» Brief:
Each line that holds the word "text" counts once; give the total for the records below and nothing else.
— start of Provided data —
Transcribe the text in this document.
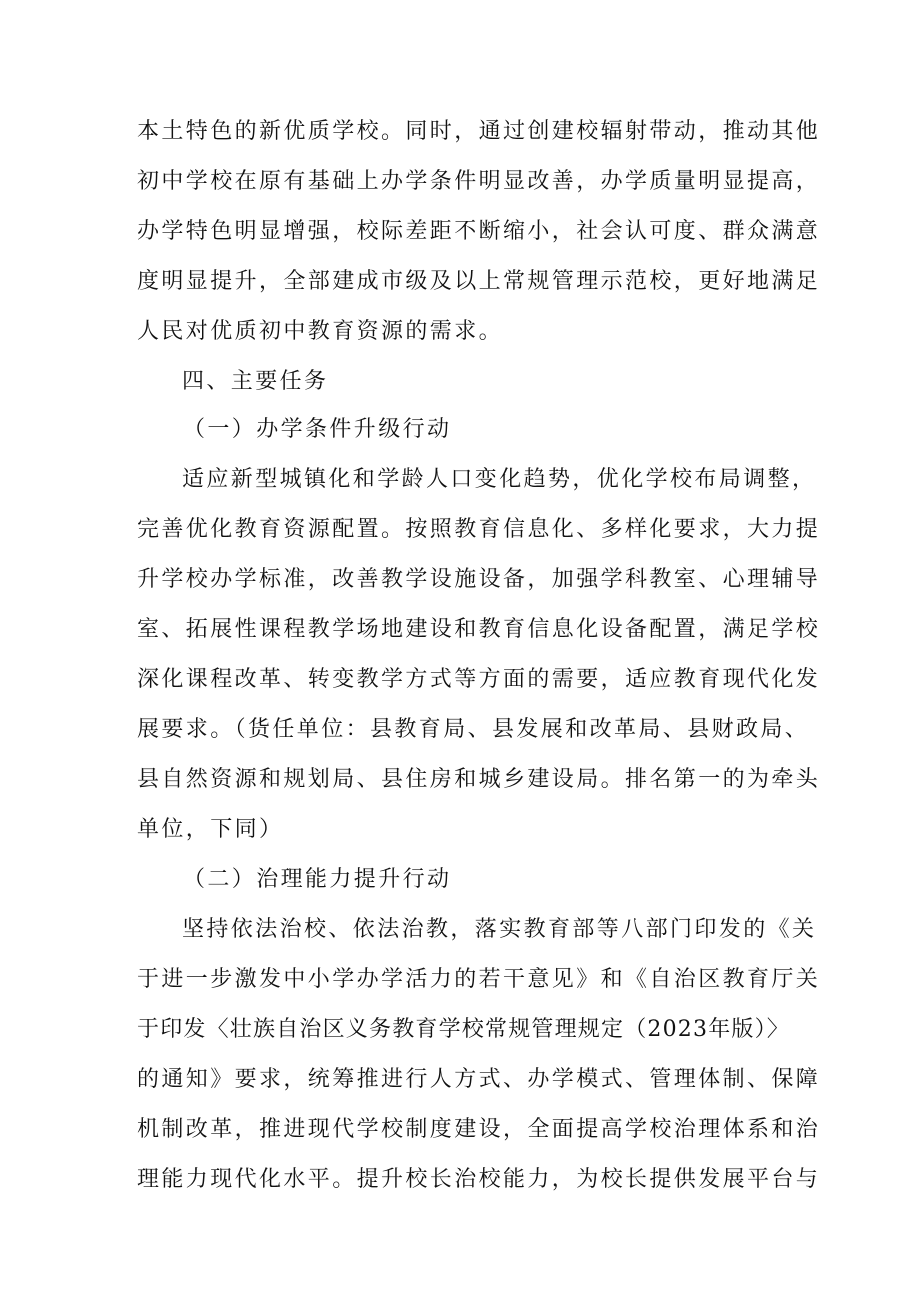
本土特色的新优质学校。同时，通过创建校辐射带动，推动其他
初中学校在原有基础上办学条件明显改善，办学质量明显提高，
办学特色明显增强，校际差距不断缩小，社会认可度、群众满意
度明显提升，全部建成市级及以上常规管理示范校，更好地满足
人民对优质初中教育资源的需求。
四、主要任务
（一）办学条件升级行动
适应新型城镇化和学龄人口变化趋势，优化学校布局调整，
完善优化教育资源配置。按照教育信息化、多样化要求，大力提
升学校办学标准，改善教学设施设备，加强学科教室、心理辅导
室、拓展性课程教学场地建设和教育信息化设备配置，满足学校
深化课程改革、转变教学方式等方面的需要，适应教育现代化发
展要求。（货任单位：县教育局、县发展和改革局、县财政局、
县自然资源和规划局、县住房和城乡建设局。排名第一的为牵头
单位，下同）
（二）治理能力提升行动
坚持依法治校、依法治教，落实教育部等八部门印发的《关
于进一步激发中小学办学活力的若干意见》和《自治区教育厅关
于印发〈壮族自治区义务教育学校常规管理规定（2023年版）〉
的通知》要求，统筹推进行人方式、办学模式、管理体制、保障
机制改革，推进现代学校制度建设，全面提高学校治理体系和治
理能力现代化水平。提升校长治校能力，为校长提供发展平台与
— end of Provided data —
— start of Provided data —
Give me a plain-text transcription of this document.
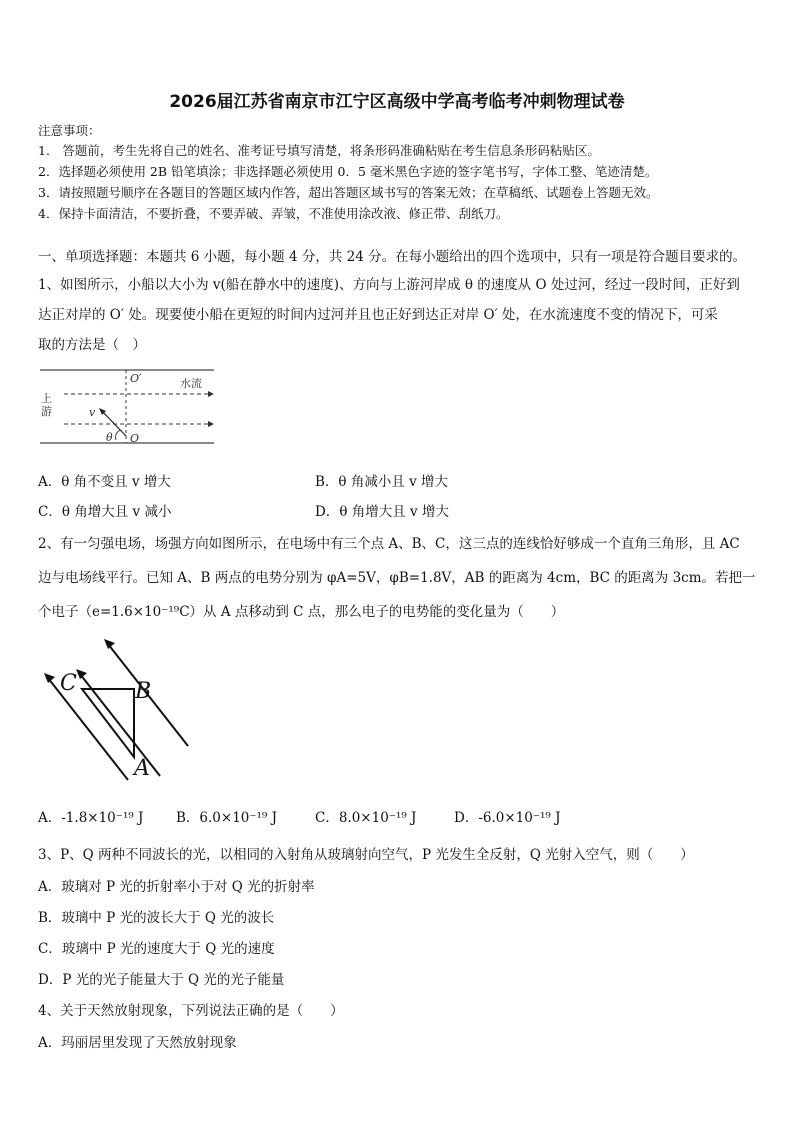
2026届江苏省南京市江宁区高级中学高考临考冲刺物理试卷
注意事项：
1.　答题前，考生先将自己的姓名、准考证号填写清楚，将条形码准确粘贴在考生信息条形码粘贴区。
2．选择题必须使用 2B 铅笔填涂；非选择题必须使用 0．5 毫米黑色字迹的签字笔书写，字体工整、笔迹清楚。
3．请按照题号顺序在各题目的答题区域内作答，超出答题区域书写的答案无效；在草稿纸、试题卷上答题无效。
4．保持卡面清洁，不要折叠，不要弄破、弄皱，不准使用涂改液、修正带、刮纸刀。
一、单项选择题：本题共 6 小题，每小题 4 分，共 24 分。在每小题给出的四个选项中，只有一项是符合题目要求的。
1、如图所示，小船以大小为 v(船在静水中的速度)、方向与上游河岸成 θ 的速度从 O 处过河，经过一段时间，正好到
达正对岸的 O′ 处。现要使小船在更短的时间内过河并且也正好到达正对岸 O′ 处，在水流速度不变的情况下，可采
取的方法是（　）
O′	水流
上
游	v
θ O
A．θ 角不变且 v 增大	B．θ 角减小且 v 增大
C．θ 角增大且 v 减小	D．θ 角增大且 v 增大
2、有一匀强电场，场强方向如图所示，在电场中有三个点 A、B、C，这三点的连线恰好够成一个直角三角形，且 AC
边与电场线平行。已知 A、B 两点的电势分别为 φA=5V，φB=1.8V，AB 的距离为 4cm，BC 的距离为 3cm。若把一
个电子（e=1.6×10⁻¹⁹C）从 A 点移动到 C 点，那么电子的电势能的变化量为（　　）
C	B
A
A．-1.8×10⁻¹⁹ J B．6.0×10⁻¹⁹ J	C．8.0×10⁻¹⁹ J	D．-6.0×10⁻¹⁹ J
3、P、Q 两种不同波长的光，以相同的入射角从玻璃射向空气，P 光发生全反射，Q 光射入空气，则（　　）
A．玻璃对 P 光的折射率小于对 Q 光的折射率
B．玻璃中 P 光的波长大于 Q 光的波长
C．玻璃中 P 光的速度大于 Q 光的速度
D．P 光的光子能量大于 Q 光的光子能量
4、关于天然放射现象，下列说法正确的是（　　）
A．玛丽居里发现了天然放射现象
— end of Provided data —
» Exercise result:
2